::: Data records :::

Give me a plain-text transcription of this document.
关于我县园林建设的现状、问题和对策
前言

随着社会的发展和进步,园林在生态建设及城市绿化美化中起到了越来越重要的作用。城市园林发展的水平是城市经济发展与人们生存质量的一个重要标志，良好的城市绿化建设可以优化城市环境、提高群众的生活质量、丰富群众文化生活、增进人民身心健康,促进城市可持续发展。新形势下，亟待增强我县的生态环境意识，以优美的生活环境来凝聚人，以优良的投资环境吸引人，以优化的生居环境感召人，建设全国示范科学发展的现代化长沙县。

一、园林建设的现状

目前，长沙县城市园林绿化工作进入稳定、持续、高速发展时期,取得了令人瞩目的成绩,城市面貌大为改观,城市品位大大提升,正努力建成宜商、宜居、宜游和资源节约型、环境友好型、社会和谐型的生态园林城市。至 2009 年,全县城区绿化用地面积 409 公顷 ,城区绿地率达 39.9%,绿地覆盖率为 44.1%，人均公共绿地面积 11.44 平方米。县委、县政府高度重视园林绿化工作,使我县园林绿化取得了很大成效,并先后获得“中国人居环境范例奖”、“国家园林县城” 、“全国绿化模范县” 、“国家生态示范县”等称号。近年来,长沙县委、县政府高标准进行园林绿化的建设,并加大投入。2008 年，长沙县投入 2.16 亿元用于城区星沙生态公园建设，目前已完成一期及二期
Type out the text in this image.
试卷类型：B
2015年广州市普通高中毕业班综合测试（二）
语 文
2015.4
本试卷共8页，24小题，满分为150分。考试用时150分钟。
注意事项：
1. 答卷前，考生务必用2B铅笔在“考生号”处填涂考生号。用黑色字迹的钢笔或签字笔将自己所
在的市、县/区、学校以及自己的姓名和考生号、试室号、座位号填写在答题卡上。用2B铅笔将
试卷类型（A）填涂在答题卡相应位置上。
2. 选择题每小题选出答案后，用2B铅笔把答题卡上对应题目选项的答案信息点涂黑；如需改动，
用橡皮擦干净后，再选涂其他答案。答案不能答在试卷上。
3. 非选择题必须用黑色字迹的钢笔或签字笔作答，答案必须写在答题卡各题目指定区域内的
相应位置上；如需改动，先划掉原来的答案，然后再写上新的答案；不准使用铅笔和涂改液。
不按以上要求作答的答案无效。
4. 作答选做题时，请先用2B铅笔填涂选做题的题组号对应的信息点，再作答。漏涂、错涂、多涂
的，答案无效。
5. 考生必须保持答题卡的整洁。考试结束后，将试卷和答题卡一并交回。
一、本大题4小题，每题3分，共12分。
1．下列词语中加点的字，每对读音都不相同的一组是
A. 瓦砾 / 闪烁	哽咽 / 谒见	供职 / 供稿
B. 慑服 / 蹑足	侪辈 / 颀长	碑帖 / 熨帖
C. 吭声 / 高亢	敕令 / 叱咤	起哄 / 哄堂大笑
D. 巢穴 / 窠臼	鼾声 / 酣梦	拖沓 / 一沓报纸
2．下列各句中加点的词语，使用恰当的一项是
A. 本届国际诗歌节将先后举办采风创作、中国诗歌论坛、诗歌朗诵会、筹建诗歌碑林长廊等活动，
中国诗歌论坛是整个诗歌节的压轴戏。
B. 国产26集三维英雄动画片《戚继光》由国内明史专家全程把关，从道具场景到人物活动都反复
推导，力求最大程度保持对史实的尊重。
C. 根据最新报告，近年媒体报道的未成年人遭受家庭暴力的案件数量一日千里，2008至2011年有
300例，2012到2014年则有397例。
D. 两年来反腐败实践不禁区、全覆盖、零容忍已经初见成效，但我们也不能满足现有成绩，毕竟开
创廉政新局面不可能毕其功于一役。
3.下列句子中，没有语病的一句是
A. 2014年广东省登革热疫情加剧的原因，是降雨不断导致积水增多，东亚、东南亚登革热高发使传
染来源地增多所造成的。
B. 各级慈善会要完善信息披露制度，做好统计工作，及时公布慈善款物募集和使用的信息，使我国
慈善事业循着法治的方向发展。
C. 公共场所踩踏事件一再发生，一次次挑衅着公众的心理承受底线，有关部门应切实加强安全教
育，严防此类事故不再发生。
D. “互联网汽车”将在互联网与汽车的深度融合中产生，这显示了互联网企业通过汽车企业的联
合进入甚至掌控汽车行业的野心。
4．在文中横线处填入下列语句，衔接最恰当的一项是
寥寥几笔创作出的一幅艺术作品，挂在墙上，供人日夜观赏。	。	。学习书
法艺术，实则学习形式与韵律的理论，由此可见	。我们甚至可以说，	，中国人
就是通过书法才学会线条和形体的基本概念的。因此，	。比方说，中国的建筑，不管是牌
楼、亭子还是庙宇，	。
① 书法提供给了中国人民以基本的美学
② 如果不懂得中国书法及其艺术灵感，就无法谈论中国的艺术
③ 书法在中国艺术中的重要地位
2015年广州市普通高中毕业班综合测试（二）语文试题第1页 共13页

:::

▶ Exercise:
Of the lines in the data, how many contain the word "this"? Provide the number and nothing further.

▶ Solution to the exercise:
2